::: TEXT SEGMENT
Authors (as registered SciPost users): Jutho Haegeman · Frank Verstraete
Submission information
Preprint Link:  (pdf)
Date submitted: 2016-12-05 01:00
Submitted by: Haegeman, Jutho
Submitted to: SciPost Physics
Ontological classification
Academic field: Physics
  • Atomic, Molecular and Optical Physics - Theory
  • Quantum Physics
Approach: Theoretical


We introduce a non-commutative generalization of the Gross-Pitaevskii equation for one-dimensional quantum gasses and quantum liquids. This generalization is obtained by applying the time-dependent variational principle to the variational manifold of continuous matrix product states. This allows for a full quantum description of many body system ---including entanglement and correlations--- and thus extends significantly beyond the usual mean-field description of the Gross-Pitaevskii equation, which is known to fail for (quasi) one-dimensional systems.

Current status:
Has been resubmitted

Reports on this Submission

Anonymous Report 2 on 2017-2-1 (Invited Report)

  • Cite as: Anonymous, Report on arXiv:1501.06575v3, delivered 2017-02-01, doi: 10.21468/SciPost.Report.75


New results relevant for many particle physics of interacting 1d systems


Not enough evidence of the validity of the approach

Very difficult to read, can only be understood by the community dealing with matrix product states.

Length is not appropriate (too short)


The manuscript proposes a novel ansatz for mean-field approach to one
dimensional interacting bosons. The ansatz replaces a scalar Gross-Pitaevskii
wavefunction by a D-dimensional matrix-valued order parameter. This approach
is claimed to be reliable for treating strongly interacting regime of
Lieb-Liniger model. While I do not object the validity of this approach I feel
that its verification is somewhat insufficient. The provided calculation of
the density-density response function is not well explained and there is no
comparison with the results based on the exact solution. There is plenty of
such results in the literature either based on Luttinger liquid approach (for
all valued of interactions) or the mapping to free fermions (in the strongly
interacting regime). The authors should also explain how the dimensionality D
of the matrix-valued order parameter scales with the interactions and what is
the underlying physics.

In addition the paper is quite obscure and very difficult to read. The length
seems to be to short. I suggest incorporating the Supplementary material into
the main text and making the paper more self-contained otherwise it will only
be understood by specialists in the area of matrix product states. I recommend
major revision or resubmission to a more specialized journal.

Requested changes

See report above

  • validity: good
  • significance: good
  • originality: high
  • clarity: low
  • formatting: reasonable
  • grammar: reasonable

Author:  Jutho Haegeman  on 2017-03-09  [id 110]

(in reply to Report 2 on 2017-02-01)

We thank the referee for reading our manuscript. Unfortunately, we get the impression that the referee has misinterpreted the central goal of this paper, and what we set out to do precisely. Any suggestions that would help to clarify the central goals of our paper are appreciated.
::::::
::: COLLECTED DATA
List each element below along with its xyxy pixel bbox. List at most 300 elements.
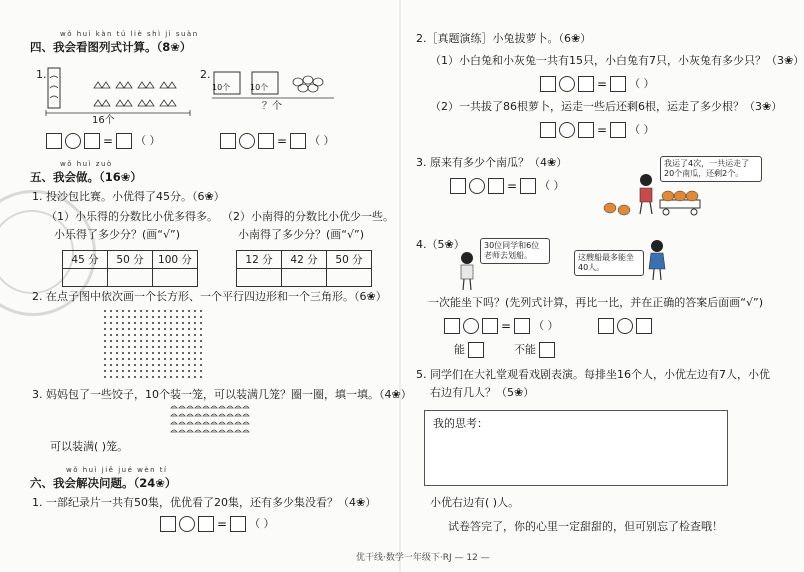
::::::
◆ **TASKS TO CARRY OUT**
a - Using the SciPost review page, answer each question below.
(i) On what date was the submission made?
(ii) What rating does Anonymous Report 2 give for clarity?
(iii) On what date did Jutho Haegeman post the reply to Report 2?
b - Print the part of the SciPost review page that opens with the words containing "We introduce a" and closes with "2017-2-1 (Invited Report)".

◆ **EXPECTED RESULTS**
a -
(i) 2016-12-05 01:00
(ii) Low
(iii) 2017-03-09

b -
We introduce a non-commutative generalization of the Gross-Pitaevskii equation for one-dimensional quantum gasses and quantum liquids. This generalization is obtained by applying the time-dependent variational principle to the variational manifold of continuous matrix product states. This allows for a full quantum description of many body system ---including entanglement and correlations--- and thus extends significantly beyond the usual mean-field description of the Gross-Pitaevskii equation, which is known to fail for (quasi) one-dimensional systems.

Current status:
Has been resubmitted

Reports on this Submission

Anonymous Report 2 on 2017-2-1 (Invited Report)